## Description of the task
In your copy, repeat the records exactly and leave out the pictures.

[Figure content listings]

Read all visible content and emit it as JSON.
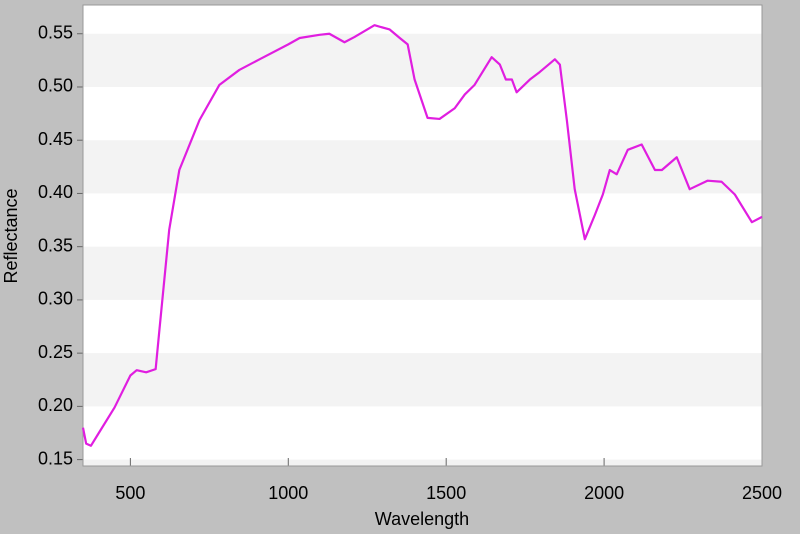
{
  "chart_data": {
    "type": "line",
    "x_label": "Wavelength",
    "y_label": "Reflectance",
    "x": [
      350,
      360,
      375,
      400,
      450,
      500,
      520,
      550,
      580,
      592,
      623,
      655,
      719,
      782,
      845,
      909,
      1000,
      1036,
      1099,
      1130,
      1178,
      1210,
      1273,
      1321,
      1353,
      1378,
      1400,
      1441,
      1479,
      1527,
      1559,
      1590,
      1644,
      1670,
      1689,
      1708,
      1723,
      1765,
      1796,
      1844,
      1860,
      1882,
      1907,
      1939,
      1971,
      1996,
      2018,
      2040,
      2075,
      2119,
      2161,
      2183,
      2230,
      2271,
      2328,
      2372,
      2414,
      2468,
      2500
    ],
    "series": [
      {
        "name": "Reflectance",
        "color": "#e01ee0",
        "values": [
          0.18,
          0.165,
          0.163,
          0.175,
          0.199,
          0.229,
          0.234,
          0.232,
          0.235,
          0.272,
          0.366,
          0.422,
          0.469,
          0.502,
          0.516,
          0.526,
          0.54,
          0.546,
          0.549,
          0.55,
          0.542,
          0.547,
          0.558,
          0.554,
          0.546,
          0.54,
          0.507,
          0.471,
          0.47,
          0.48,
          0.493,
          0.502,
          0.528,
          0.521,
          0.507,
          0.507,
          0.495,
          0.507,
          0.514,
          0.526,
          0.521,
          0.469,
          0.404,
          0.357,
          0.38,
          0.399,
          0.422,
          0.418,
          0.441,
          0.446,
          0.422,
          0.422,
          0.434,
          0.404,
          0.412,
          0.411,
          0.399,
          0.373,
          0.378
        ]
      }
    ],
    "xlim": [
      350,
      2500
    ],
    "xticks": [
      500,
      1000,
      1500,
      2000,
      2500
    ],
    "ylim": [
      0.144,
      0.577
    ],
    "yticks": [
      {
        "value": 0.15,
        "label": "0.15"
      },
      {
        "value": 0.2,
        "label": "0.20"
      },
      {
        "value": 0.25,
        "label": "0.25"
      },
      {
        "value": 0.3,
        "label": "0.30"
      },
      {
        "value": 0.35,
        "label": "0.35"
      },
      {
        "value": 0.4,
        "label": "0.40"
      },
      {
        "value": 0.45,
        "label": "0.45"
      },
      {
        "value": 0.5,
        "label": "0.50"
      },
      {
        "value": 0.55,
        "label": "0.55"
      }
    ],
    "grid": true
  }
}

## Result of the task
Read all visible content and emit it as JSON.
{
  "chart_data": {
    "type": "line",
    "x_label": "Wavelength",
    "y_label": "Reflectance",
    "x": [
      350,
      360,
      375,
      400,
      450,
      500,
      520,
      550,
      580,
      592,
      623,
      655,
      719,
      782,
      845,
      909,
      1000,
      1036,
      1099,
      1130,
      1178,
      1210,
      1273,
      1321,
      1353,
      1378,
      1400,
      1441,
      1479,
      1527,
      1559,
      1590,
      1644,
      1670,
      1689,
      1708,
      1723,
      1765,
      1796,
      1844,
      1860,
      1882,
      1907,
      1939,
      1971,
      1996,
      2018,
      2040,
      2075,
      2119,
      2161,
      2183,
      2230,
      2271,
      2328,
      2372,
      2414,
      2468,
      2500
    ],
    "series": [
      {
        "name": "Reflectance",
        "color": "#e01ee0",
        "values": [
          0.18,
          0.165,
          0.163,
          0.175,
          0.199,
          0.229,
          0.234,
          0.232,
          0.235,
          0.272,
          0.366,
          0.422,
          0.469,
          0.502,
          0.516,
          0.526,
          0.54,
          0.546,
          0.549,
          0.55,
          0.542,
          0.547,
          0.558,
          0.554,
          0.546,
          0.54,
          0.507,
          0.471,
          0.47,
          0.48,
          0.493,
          0.502,
          0.528,
          0.521,
          0.507,
          0.507,
          0.495,
          0.507,
          0.514,
          0.526,
          0.521,
          0.469,
          0.404,
          0.357,
          0.38,
          0.399,
          0.422,
          0.418,
          0.441,
          0.446,
          0.422,
          0.422,
          0.434,
          0.404,
          0.412,
          0.411,
          0.399,
          0.373,
          0.378
        ]
      }
    ],
    "xlim": [
      350,
      2500
    ],
    "xticks": [
      500,
      1000,
      1500,
      2000,
      2500
    ],
    "ylim": [
      0.144,
      0.577
    ],
    "yticks": [
      {
        "value": 0.15,
        "label": "0.15"
      },
      {
        "value": 0.2,
        "label": "0.20"
      },
      {
        "value": 0.25,
        "label": "0.25"
      },
      {
        "value": 0.3,
        "label": "0.30"
      },
      {
        "value": 0.35,
        "label": "0.35"
      },
      {
        "value": 0.4,
        "label": "0.40"
      },
      {
        "value": 0.45,
        "label": "0.45"
      },
      {
        "value": 0.5,
        "label": "0.50"
      },
      {
        "value": 0.55,
        "label": "0.55"
      }
    ],
    "grid": true
  }
}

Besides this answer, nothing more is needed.